Dataset records
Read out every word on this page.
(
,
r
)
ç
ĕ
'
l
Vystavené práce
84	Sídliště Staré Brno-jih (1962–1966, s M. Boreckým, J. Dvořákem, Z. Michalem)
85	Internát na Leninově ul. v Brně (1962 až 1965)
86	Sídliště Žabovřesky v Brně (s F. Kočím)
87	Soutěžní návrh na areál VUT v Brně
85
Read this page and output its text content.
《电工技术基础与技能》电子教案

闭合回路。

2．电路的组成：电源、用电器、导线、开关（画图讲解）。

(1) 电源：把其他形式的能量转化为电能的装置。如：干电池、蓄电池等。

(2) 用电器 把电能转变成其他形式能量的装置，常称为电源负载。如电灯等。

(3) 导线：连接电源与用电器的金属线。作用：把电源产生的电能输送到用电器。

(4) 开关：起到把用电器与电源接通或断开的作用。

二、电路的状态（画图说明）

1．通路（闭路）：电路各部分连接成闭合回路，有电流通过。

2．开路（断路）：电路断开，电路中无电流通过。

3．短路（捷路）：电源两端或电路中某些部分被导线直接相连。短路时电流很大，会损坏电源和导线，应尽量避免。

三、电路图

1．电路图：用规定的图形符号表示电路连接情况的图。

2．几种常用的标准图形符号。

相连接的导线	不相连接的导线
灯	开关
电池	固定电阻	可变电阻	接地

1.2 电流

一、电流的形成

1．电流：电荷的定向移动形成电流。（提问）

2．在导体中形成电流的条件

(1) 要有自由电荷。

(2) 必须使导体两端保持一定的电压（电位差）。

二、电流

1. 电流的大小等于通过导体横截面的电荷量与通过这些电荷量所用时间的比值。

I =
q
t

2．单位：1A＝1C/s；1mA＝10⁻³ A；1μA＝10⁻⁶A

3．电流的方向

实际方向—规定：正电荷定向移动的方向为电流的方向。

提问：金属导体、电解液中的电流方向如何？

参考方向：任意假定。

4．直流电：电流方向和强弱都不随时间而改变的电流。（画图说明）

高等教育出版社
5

## Goal
Search the entries for the word "page" and pick out every line that holds it.

## Expected answer
Read out every word on this page.
Read this page and output its text content.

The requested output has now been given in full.